- _MATERIALS PROVIDED_:
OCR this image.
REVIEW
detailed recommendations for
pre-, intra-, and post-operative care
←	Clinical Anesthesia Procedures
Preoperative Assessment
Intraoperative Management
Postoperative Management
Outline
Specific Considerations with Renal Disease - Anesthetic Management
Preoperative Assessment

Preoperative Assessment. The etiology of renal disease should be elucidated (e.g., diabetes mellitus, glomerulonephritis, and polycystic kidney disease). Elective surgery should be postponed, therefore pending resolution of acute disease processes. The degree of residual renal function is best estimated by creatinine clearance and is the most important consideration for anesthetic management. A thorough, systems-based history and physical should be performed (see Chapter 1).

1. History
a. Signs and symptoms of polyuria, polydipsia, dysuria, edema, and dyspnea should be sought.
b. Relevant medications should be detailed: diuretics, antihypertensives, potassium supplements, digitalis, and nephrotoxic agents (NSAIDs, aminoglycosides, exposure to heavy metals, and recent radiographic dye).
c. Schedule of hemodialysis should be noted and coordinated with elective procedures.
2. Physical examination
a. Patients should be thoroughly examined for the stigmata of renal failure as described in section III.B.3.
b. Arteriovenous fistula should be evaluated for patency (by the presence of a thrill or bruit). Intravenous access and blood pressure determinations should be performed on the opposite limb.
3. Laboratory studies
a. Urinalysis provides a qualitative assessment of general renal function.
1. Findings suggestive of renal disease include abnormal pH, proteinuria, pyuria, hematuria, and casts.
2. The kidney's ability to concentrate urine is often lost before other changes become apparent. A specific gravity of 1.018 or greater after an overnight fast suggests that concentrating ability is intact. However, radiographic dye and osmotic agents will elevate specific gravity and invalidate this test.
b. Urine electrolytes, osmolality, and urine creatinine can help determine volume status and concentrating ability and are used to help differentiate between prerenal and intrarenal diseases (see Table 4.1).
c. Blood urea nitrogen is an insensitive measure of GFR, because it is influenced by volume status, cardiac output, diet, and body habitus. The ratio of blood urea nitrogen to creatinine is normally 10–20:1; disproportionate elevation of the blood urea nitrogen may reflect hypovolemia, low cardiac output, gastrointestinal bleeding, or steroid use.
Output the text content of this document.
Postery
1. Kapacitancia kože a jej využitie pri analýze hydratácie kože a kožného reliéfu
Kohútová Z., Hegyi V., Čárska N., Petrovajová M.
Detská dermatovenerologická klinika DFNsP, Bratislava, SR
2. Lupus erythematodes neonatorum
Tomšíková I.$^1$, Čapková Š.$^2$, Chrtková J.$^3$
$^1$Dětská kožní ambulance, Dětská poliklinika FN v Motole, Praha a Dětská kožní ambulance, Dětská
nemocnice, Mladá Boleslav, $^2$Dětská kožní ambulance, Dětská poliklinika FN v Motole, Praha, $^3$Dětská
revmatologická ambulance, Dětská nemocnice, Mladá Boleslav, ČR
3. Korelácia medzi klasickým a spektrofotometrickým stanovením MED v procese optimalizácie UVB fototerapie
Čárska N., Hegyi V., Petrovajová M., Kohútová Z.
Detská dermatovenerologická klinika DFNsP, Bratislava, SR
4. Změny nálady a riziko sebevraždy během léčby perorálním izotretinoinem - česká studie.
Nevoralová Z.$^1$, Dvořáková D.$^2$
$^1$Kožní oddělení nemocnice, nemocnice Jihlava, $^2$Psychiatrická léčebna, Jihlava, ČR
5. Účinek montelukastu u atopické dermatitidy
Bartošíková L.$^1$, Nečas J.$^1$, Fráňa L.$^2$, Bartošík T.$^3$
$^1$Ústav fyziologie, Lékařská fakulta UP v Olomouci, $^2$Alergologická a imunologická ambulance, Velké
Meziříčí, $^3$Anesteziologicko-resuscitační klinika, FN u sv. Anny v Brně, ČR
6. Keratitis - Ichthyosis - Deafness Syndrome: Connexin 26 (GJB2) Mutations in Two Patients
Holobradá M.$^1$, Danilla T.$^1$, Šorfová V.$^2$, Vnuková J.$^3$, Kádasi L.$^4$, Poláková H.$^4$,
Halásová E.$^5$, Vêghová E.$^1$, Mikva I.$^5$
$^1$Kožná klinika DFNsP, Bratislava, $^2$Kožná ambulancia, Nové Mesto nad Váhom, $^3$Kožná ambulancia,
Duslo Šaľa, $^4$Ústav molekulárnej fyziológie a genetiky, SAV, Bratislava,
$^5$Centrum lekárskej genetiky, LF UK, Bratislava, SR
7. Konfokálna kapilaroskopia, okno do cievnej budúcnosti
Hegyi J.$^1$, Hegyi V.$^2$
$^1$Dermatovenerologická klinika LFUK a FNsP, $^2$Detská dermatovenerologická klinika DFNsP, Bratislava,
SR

- _WORK REQUIRED_: If a line of the records includes the string "Ústav", copy it out.

- _RESPONSE TO THIS TASK_:
$^1$Ústav fyziologie, Lékařská fakulta UP v Olomouci, $^2$Alergologická a imunologická ambulance, Velké
Duslo Šaľa, $^4$Ústav molekulárnej fyziológie a genetiky, SAV, Bratislava,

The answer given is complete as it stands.